§ **Listing**:
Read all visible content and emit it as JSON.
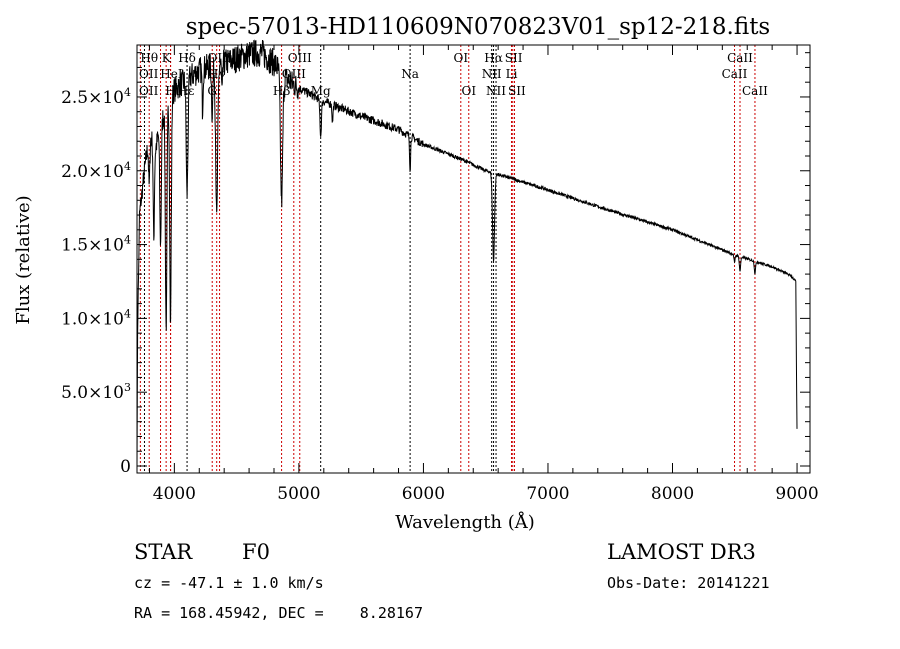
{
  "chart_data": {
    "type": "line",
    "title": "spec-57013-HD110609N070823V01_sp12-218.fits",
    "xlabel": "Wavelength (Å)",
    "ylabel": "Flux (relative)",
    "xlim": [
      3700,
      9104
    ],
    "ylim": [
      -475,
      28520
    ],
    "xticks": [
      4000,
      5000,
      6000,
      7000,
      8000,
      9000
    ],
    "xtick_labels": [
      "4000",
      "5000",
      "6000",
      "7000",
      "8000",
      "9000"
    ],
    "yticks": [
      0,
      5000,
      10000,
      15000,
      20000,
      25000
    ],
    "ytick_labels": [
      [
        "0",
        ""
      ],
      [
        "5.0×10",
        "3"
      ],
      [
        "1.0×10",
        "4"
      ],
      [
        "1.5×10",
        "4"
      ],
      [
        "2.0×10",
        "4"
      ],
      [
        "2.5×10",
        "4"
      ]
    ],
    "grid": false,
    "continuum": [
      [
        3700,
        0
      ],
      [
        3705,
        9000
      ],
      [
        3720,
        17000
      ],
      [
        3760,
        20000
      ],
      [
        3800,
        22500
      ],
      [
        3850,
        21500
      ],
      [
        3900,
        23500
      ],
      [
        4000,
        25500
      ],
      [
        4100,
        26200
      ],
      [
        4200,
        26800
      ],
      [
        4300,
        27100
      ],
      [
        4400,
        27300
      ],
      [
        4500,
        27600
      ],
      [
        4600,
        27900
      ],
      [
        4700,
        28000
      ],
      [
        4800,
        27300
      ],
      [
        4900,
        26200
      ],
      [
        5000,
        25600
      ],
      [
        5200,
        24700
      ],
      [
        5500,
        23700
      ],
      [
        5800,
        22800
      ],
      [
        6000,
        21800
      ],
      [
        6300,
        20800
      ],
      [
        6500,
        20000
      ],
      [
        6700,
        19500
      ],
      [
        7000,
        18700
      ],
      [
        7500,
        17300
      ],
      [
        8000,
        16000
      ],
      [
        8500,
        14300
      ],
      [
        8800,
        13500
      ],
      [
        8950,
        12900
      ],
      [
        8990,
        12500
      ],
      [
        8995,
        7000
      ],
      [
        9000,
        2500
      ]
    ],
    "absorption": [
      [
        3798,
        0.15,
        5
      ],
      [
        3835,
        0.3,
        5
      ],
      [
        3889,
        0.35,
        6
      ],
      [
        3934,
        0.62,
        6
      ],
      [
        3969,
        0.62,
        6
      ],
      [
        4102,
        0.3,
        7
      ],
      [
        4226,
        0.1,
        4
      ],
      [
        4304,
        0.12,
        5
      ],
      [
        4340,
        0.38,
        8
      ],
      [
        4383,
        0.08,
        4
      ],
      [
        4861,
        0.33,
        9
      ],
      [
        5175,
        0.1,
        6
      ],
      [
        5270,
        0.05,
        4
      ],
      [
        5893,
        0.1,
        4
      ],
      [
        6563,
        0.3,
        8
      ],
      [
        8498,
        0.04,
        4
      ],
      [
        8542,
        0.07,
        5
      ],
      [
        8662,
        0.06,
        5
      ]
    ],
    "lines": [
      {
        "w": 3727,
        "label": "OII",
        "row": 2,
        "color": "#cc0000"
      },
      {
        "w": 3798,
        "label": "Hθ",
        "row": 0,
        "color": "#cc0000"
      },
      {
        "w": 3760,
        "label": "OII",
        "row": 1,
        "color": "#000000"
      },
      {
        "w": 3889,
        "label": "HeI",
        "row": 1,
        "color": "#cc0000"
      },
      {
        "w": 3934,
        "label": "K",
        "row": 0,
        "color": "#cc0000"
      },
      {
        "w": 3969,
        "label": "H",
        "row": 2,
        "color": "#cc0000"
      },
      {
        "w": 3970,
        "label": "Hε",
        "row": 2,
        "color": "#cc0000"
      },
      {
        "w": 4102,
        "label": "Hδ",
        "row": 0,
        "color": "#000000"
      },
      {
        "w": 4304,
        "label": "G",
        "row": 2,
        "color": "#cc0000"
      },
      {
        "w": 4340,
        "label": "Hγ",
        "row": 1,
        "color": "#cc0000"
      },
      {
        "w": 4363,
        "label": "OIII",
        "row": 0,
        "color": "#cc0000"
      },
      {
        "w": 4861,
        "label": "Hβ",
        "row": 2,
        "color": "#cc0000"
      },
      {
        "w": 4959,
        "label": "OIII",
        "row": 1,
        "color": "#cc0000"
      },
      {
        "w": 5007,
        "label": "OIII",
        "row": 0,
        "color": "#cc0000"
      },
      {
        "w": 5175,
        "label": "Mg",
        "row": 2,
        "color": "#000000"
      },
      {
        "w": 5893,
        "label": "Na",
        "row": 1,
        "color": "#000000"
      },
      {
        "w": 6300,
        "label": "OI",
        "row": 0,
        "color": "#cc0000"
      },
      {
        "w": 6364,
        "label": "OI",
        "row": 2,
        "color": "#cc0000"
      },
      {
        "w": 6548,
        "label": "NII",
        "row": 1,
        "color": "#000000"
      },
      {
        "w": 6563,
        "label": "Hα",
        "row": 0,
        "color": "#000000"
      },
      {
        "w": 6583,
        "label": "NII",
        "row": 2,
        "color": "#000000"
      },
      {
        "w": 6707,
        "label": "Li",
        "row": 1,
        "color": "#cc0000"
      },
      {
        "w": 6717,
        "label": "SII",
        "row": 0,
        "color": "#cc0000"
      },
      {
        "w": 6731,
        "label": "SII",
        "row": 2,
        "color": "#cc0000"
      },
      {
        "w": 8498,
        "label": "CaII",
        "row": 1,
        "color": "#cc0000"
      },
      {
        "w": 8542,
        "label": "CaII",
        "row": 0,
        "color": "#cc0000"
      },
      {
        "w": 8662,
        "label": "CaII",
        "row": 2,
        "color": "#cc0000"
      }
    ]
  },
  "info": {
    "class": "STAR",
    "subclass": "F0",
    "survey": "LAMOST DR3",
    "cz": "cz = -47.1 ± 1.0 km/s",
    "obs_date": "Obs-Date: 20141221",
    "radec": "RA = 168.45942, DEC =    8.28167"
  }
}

==

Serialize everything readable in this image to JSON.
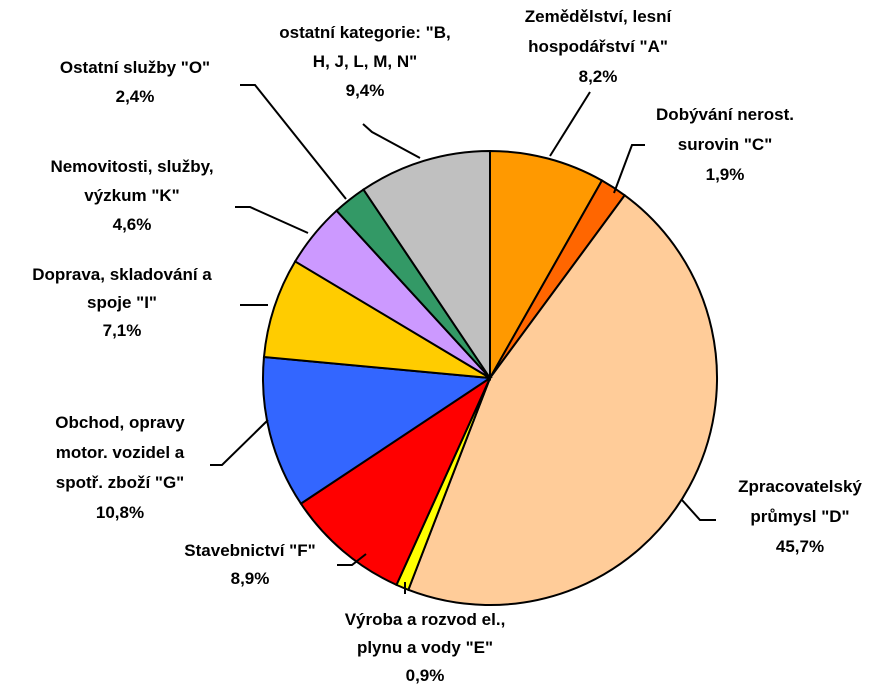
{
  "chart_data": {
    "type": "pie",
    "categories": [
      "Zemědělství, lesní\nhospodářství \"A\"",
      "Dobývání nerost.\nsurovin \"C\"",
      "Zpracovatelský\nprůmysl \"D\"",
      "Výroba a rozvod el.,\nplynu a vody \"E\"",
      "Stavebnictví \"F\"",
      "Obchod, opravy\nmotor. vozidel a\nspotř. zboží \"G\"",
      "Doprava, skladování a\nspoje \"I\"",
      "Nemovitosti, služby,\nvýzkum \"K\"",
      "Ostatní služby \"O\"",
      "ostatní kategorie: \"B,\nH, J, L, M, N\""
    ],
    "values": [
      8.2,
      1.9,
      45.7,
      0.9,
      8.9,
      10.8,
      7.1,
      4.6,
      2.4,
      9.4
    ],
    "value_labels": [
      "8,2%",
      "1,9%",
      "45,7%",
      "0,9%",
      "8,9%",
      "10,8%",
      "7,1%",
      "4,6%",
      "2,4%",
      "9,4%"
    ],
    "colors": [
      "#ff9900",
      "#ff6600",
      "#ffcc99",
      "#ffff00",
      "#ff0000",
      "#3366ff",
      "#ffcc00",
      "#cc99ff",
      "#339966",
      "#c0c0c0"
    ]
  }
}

§ **Brief**: Filter the listing above by the word "JSON"; copy each line that passes.

§ **Answer to this exercise**:
Read all visible content and emit it as JSON.
Serialize everything readable in this image to JSON.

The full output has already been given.